▸ **AIM**
With the pictures omitted, write out the entries that follow exactly as they stand.

————

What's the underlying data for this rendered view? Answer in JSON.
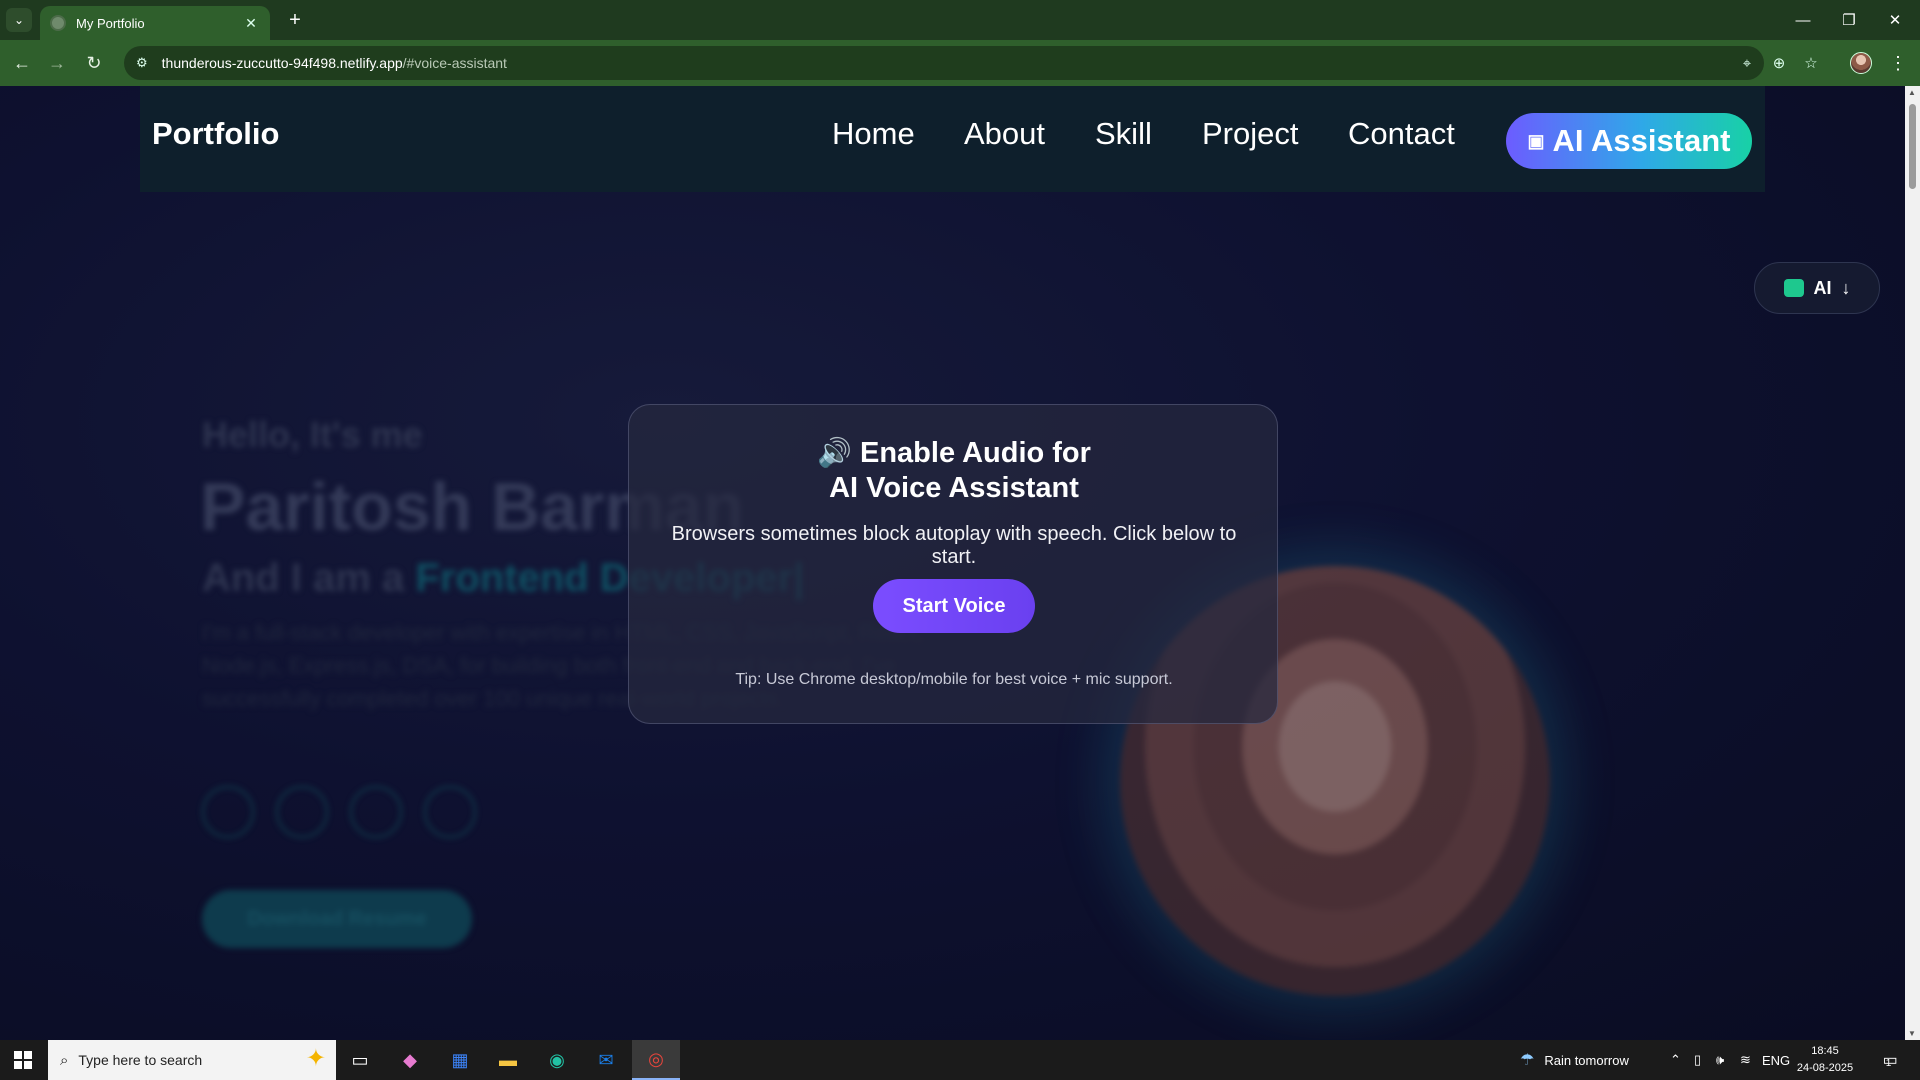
{
  "browser": {
    "tab_title": "My Portfolio",
    "url_host": "thunderous-zuccutto-94f498.netlify.app",
    "url_path": "/#voice-assistant"
  },
  "site": {
    "brand": "Portfolio",
    "nav": [
      "Home",
      "About",
      "Skill",
      "Project",
      "Contact"
    ],
    "ai_button_label": "AI Assistant",
    "ai_float_label": "AI"
  },
  "hero": {
    "hello": "Hello, It's me",
    "name": "Paritosh Barman",
    "role_prefix": "And I am a",
    "role_accent": "Frontend Developer|",
    "description": "I'm a full-stack developer with expertise in HTML, CSS, JavaScript, React, Node.js, Express.js, DSA, for building both front-end and back-end. I've successfully completed over 100 unique real-world projects.",
    "resume_label": "Download Resume"
  },
  "modal": {
    "title_line1": "Enable Audio for",
    "title_line2": "AI Voice Assistant",
    "body": "Browsers sometimes block autoplay with speech. Click below to start.",
    "button": "Start Voice",
    "tip": "Tip: Use Chrome desktop/mobile for best voice + mic support."
  },
  "taskbar": {
    "search_placeholder": "Type here to search",
    "weather": "Rain tomorrow",
    "language": "ENG",
    "time": "18:45",
    "date": "24-08-2025",
    "notification_count": "1"
  },
  "icons": {
    "tab_search": "chevron-down-icon",
    "favicon": "globe-icon",
    "site_info": "tune-icon",
    "location": "location-pin-icon",
    "zoom": "zoom-icon",
    "bookmark": "star-icon",
    "robot": "robot-icon",
    "speaker": "speaker-icon",
    "arrow_down": "arrow-down-icon"
  },
  "colors": {
    "chrome_frame": "#1f3a1f",
    "chrome_toolbar": "#2f5f2c",
    "ai_gradient_start": "#6c5cff",
    "ai_gradient_end": "#18d1a6",
    "start_voice": "#7b4dff"
  }
}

————

▸ **RESPONSE TO THIS TASK**
What's the underlying data for this rendered view? Answer in JSON.
{
  "browser": {
    "tab_title": "My Portfolio",
    "url_host": "thunderous-zuccutto-94f498.netlify.app",
    "url_path": "/#voice-assistant"
  },
  "site": {
    "brand": "Portfolio",
    "nav": [
      "Home",
      "About",
      "Skill",
      "Project",
      "Contact"
    ],
    "ai_button_label": "AI Assistant",
    "ai_float_label": "AI"
  },
  "hero": {
    "hello": "Hello, It's me",
    "name": "Paritosh Barman",
    "role_prefix": "And I am a",
    "role_accent": "Frontend Developer|",
    "description": "I'm a full-stack developer with expertise in HTML, CSS, JavaScript, React, Node.js, Express.js, DSA, for building both front-end and back-end. I've successfully completed over 100 unique real-world projects.",
    "resume_label": "Download Resume"
  },
  "modal": {
    "title_line1": "Enable Audio for",
    "title_line2": "AI Voice Assistant",
    "body": "Browsers sometimes block autoplay with speech. Click below to start.",
    "button": "Start Voice",
    "tip": "Tip: Use Chrome desktop/mobile for best voice + mic support."
  },
  "taskbar": {
    "search_placeholder": "Type here to search",
    "weather": "Rain tomorrow",
    "language": "ENG",
    "time": "18:45",
    "date": "24-08-2025",
    "notification_count": "1"
  },
  "icons": {
    "tab_search": "chevron-down-icon",
    "favicon": "globe-icon",
    "site_info": "tune-icon",
    "location": "location-pin-icon",
    "zoom": "zoom-icon",
    "bookmark": "star-icon",
    "robot": "robot-icon",
    "speaker": "speaker-icon",
    "arrow_down": "arrow-down-icon"
  },
  "colors": {
    "chrome_frame": "#1f3a1f",
    "chrome_toolbar": "#2f5f2c",
    "ai_gradient_start": "#6c5cff",
    "ai_gradient_end": "#18d1a6",
    "start_voice": "#7b4dff"
  }
}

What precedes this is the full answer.